# What the task asks
Check each line of the listing below for the string "硝酸银溶液", and give only how many lines hold it.

[START OF Records for this exercise]

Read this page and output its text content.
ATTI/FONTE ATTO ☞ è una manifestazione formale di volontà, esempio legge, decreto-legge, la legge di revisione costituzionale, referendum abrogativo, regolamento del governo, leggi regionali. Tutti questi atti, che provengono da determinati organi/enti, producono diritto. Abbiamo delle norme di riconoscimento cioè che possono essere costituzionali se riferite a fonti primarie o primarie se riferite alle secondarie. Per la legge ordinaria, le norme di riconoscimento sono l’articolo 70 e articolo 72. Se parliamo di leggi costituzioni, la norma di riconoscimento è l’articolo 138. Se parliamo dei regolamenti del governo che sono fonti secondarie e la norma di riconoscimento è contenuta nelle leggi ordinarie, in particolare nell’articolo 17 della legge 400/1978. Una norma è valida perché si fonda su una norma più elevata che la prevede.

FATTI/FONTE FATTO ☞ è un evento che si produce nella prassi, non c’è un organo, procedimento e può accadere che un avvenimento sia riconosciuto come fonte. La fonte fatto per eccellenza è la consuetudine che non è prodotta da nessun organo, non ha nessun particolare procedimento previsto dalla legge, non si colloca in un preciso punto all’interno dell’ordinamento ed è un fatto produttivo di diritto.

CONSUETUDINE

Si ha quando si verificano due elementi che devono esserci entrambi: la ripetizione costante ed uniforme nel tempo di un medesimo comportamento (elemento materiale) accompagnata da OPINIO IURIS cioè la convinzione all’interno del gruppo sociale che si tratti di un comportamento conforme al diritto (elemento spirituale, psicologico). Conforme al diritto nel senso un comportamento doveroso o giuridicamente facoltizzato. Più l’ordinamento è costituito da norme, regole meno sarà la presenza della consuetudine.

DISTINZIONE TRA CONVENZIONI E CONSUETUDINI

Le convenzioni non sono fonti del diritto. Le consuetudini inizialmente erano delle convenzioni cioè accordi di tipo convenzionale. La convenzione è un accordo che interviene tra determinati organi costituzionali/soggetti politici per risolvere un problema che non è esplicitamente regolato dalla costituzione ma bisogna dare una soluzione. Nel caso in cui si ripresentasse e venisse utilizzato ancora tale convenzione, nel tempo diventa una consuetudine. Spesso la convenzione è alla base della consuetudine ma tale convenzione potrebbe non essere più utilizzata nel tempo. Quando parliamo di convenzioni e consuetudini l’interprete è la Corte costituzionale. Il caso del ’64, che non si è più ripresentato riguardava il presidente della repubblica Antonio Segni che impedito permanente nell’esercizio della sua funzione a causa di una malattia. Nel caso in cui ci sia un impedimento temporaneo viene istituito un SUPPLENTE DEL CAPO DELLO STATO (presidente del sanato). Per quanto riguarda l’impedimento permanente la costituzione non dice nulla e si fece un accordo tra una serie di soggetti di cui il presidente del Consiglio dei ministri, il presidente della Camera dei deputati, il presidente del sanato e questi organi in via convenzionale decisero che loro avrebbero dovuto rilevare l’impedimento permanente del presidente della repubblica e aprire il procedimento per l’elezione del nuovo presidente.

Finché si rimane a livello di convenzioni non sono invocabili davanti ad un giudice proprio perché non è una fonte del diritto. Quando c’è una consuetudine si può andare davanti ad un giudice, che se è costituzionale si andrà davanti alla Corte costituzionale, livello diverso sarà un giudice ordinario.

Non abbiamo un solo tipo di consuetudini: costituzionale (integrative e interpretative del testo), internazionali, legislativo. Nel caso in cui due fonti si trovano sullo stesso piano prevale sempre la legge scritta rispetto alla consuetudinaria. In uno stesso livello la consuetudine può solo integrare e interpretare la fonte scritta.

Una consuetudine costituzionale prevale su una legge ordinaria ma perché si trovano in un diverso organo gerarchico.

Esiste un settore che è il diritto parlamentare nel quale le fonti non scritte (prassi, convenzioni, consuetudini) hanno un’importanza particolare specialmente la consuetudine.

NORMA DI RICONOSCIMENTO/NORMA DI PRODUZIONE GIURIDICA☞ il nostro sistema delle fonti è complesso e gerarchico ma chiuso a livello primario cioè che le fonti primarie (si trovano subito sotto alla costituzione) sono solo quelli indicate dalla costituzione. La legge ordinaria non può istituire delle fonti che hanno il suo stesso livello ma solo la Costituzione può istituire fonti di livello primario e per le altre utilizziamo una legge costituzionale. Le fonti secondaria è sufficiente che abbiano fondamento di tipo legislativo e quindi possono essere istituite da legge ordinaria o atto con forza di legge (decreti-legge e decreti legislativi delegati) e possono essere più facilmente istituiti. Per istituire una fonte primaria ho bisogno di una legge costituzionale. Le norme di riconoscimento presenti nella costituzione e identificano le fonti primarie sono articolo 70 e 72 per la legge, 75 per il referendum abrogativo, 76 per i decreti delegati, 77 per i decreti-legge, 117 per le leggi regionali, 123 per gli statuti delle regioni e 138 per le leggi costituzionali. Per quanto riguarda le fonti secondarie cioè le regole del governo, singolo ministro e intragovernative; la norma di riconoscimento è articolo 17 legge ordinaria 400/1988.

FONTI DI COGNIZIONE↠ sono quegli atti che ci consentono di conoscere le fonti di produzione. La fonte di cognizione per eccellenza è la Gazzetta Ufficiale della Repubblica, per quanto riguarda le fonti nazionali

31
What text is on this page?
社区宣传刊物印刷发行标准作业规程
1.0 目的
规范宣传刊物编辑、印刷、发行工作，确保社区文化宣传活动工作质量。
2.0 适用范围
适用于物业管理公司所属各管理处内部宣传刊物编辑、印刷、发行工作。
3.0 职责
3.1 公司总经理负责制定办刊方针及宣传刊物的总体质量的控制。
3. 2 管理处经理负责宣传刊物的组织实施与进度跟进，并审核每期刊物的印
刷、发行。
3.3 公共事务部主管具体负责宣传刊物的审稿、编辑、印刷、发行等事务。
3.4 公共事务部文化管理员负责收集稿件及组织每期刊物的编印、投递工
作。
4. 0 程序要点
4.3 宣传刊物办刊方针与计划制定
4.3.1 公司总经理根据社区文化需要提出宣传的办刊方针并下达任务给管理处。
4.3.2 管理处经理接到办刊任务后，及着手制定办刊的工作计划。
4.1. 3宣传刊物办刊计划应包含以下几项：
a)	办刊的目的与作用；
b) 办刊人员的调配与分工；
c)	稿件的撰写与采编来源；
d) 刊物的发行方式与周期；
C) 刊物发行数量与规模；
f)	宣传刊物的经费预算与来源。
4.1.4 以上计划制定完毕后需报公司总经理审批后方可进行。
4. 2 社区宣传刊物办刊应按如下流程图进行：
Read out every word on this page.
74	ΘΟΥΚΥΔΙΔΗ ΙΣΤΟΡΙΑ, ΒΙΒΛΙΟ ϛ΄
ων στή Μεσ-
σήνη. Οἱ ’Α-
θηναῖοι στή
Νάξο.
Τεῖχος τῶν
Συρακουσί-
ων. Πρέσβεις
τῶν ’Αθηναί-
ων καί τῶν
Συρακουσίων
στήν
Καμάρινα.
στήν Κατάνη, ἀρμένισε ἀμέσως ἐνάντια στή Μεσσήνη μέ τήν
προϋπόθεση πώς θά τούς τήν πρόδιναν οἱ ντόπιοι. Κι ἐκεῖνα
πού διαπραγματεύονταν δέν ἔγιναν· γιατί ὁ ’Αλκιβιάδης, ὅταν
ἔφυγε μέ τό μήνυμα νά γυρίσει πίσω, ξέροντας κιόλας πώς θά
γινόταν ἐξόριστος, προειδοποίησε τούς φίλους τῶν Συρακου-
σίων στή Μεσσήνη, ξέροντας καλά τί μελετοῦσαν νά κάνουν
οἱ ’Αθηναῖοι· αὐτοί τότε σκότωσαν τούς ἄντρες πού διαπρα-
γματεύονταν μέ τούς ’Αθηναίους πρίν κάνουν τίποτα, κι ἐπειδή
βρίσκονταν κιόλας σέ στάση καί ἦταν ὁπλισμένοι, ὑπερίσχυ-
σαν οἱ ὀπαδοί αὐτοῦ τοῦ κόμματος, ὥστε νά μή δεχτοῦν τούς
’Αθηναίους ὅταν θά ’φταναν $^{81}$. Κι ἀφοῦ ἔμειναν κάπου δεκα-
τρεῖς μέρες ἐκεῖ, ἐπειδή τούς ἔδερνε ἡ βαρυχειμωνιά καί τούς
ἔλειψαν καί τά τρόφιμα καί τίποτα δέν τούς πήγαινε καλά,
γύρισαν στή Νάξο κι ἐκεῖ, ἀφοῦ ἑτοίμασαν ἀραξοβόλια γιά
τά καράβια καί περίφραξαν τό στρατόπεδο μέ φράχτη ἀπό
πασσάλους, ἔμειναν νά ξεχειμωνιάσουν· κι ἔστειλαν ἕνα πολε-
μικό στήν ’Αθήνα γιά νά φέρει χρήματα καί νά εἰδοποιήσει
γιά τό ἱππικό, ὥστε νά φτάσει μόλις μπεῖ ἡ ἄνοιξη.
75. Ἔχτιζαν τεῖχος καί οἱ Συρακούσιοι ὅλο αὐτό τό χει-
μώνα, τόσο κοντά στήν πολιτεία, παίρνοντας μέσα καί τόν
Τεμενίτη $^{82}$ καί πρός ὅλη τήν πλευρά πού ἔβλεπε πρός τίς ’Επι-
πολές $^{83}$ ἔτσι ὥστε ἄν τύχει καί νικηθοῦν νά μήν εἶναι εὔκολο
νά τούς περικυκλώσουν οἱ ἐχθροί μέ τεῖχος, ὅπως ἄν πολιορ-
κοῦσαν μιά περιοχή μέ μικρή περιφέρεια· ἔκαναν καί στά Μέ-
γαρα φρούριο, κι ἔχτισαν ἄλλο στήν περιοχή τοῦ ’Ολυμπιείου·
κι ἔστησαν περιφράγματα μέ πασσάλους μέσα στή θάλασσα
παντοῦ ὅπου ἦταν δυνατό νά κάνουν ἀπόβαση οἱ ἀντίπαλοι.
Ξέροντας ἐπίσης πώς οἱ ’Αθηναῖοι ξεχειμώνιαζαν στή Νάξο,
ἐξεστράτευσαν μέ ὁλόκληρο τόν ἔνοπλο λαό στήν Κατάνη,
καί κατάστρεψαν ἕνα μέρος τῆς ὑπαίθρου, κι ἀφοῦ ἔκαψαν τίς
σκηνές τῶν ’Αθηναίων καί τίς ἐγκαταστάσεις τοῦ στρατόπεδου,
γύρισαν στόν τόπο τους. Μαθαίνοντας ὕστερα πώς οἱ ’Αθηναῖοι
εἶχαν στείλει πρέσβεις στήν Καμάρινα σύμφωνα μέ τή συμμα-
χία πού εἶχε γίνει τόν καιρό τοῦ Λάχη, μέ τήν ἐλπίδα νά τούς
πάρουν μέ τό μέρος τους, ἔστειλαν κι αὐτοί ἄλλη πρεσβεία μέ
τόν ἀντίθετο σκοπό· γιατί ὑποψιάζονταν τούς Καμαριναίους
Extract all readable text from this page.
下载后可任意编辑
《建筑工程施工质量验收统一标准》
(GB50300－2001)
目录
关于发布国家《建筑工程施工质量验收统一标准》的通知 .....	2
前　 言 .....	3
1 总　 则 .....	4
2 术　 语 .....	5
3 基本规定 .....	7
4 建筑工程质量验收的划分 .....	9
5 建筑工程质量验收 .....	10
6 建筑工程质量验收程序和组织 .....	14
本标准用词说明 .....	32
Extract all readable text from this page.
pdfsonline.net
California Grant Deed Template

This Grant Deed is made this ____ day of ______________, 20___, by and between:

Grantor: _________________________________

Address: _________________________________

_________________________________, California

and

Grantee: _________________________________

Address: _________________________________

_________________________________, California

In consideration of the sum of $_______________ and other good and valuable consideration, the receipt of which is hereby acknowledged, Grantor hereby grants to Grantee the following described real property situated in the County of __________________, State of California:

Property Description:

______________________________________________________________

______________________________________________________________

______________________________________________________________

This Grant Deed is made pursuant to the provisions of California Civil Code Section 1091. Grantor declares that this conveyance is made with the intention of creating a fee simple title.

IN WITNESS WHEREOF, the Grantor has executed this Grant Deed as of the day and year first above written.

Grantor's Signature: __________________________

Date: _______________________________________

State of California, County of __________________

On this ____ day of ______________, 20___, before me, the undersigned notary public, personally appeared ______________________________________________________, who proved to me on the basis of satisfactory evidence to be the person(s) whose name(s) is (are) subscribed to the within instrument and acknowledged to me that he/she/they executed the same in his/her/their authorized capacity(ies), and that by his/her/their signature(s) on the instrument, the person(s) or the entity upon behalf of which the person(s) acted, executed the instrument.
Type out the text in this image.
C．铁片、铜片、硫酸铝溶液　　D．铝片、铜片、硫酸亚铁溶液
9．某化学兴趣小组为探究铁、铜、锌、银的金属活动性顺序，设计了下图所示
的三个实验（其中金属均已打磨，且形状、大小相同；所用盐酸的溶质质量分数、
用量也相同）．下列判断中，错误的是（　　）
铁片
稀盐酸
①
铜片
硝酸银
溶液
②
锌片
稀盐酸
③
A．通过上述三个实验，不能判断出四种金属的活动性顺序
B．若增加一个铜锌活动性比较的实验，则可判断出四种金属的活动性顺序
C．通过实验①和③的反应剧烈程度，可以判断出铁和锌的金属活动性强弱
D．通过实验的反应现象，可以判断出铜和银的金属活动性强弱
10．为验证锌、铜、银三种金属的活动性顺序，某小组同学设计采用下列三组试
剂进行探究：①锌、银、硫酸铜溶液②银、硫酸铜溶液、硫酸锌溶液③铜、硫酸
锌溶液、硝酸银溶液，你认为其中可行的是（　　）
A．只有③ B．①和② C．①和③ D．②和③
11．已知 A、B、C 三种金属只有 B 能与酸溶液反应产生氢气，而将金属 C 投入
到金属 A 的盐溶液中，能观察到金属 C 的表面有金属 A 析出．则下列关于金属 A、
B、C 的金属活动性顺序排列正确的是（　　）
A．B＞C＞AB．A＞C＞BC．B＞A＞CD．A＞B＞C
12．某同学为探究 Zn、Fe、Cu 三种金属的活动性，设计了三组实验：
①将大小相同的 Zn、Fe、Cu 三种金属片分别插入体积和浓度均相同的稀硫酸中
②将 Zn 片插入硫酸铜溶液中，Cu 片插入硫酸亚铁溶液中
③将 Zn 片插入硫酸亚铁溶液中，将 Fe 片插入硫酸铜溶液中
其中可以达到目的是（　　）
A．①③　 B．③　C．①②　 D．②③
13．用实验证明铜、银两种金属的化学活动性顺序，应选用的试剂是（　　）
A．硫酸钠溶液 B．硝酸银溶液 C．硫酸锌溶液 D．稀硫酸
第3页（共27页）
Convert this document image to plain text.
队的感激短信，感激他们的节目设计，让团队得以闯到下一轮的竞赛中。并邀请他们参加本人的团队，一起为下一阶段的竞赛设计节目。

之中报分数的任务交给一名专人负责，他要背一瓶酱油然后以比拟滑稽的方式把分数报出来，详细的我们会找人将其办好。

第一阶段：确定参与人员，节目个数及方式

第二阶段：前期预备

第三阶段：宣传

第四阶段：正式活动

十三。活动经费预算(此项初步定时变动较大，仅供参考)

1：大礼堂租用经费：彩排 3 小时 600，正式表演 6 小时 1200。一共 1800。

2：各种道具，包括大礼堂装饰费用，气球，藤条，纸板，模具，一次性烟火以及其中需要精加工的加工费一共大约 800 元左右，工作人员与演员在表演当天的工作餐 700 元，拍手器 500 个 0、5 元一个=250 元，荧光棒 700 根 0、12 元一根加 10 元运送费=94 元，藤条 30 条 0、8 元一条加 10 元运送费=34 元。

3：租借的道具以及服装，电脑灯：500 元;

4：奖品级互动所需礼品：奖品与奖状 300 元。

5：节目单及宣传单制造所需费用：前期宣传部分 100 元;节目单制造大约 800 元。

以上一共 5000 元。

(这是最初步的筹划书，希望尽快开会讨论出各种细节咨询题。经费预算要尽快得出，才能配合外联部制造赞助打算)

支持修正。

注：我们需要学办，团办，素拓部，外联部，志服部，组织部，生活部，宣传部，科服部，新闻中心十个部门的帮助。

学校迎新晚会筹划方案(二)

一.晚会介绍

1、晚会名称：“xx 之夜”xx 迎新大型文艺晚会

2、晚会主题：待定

[END OF Records for this exercise]

# Result for this exercise
2